提供された抜粋 »
★ ★ ★ ★
その彼らがAI音声対話アバターを開発したのは、新型コロナによる大きな影響があったためだ。電話やメール、チャット、SNS、アプリなどさまざまな通信手段に対応するオムニチャネル化が進んでいたとはいえ、ステイホームによってスタッフのコンタクトセンターへの出勤がままならなくなってしまった。
「そこで2020年から、メタバースが新たな顧客接点になりうるかということを考え始めました。しかしメタバース下でコンタクトセンター事業そのものを行うとなると、メタバースのプラットフォーム側の制約にかなり縛られるため難しかったんです。ではほかのメタバースの利用方法はないかと考えたときに、アバターならお客さんと会えるし、お客さんも店舗のなかにいるような感覚で問い合わせができる。これは新たなチャネルとしてメタバースを活用できるのではと考えました」(今宮氏)
★ ★ ★ ★
取り組む課題 »
**A)** 抜粋のうち、「その彼らがAI音声対話アバタ」という語句を含む箇所で始まり「ではと考えました」(今宮氏)」で終わる部分を、そのまま書き写してください。
**B)** 抜粋の中で「そこで2020年から」で始まる段落を、主な事実を残したまま短い箇条書きに直してください。
★ ★ ★ ★
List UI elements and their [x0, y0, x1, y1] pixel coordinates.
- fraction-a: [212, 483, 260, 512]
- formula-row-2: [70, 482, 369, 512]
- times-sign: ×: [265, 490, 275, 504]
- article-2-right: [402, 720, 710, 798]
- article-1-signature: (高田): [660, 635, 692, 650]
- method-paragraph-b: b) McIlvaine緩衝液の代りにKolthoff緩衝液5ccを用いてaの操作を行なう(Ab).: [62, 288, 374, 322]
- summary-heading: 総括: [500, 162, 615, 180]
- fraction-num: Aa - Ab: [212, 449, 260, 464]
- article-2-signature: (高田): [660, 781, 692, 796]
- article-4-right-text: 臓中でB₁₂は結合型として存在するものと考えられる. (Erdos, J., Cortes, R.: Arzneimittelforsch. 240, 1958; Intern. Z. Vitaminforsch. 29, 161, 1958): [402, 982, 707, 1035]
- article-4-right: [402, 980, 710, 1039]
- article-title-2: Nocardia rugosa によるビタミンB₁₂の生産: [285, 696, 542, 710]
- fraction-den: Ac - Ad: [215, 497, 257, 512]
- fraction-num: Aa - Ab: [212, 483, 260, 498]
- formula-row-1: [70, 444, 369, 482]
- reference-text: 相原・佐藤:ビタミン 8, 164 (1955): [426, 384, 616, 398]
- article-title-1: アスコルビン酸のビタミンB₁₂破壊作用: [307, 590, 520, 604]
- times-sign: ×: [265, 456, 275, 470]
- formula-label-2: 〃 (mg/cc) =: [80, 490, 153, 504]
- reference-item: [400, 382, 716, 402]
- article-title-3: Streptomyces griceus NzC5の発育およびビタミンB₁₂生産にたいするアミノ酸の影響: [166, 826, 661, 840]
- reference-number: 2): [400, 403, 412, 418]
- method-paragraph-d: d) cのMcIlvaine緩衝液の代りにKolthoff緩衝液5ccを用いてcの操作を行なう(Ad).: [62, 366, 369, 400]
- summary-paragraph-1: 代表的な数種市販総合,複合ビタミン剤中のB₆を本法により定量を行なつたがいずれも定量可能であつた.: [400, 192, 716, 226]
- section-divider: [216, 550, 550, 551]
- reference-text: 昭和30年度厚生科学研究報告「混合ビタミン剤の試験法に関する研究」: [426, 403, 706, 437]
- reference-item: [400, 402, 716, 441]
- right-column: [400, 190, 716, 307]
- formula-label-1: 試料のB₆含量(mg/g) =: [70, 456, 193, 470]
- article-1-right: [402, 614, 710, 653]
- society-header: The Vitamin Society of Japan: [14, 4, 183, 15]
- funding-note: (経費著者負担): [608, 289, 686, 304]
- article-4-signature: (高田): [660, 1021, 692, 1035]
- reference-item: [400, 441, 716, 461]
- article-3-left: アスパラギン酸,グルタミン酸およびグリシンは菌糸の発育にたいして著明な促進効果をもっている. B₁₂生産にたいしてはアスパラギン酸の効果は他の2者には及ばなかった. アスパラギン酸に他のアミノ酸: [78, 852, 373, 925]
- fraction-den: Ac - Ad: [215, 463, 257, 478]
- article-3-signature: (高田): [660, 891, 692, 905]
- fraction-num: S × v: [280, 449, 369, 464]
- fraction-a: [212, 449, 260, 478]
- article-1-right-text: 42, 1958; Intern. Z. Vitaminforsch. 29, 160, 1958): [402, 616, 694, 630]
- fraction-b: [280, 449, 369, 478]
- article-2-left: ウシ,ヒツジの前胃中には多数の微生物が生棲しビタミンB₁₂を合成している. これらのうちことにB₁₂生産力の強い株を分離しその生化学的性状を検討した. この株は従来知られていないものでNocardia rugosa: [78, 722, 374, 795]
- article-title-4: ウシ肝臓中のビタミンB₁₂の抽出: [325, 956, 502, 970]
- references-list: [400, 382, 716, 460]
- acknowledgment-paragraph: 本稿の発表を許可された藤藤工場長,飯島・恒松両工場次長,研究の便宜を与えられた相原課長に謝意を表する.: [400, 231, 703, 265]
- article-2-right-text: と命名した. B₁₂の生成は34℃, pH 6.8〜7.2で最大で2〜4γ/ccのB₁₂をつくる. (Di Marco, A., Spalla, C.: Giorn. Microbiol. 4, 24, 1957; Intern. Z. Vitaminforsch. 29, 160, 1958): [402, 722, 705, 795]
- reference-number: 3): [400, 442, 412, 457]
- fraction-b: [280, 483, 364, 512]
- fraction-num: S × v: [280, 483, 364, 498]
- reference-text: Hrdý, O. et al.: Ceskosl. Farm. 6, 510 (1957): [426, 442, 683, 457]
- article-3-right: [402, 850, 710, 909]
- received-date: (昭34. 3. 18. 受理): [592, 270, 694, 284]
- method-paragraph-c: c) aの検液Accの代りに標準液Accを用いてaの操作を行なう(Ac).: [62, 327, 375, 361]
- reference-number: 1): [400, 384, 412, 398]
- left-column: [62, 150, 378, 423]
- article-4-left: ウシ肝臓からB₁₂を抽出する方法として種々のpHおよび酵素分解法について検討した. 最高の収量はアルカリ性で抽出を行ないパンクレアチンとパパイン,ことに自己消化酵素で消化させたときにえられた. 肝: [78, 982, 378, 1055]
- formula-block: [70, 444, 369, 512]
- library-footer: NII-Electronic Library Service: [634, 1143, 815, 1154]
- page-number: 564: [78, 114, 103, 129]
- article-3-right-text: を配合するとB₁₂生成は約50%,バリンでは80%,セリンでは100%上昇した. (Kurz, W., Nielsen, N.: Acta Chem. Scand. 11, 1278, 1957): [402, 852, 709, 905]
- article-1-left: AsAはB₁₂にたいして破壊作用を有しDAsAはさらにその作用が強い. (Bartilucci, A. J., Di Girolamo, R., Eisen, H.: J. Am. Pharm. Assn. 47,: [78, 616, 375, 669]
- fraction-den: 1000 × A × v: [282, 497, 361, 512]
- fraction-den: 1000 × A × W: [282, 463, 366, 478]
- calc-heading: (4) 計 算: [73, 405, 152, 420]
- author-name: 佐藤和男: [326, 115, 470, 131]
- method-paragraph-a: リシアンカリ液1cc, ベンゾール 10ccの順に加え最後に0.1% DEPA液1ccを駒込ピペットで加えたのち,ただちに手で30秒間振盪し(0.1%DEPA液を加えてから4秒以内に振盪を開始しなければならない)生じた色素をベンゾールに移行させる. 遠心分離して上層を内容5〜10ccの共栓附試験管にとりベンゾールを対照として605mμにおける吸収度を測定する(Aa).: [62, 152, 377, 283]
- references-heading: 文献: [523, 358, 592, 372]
★ ★ ★ ★
各課題の解答 »
**A)**
その彼らがAI音声対話アバターを開発したのは、新型コロナによる大きな影響があったためだ。電話やメール、チャット、SNS、アプリなどさまざまな通信手段に対応するオムニチャネル化が進んでいたとはいえ、ステイホームによってスタッフのコンタクトセンターへの出勤がままならなくなってしまった。
「そこで2020年から、メタバースが新たな顧客接点になりうるかということを考え始めました。しかしメタバース下でコンタクトセンター事業そのものを行うとなると、メタバースのプラットフォーム側の制約にかなり縛られるため難しかったんです。ではほかのメタバースの利用方法はないかと考えたときに、アバターならお客さんと会えるし、お客さんも店舗のなかにいるような感覚で問い合わせができる。これは新たなチャネルとしてメタバースを活用できるのではと考えました」(今宮氏)

**B)**
- 2020年から、メタバースが新たな顧客接点になりうるかを考え始めた。
- メタバース上でコンタクトセンター事業そのものを行うのは、プラットフォーム側の制約に大きく縛られるため難しかった。
- アバターなら顧客と会え、顧客も店舗の中にいるような感覚で問い合わせができる。
- そこで、メタバースを新たなチャネルとして活用できると考えた(今宮氏)。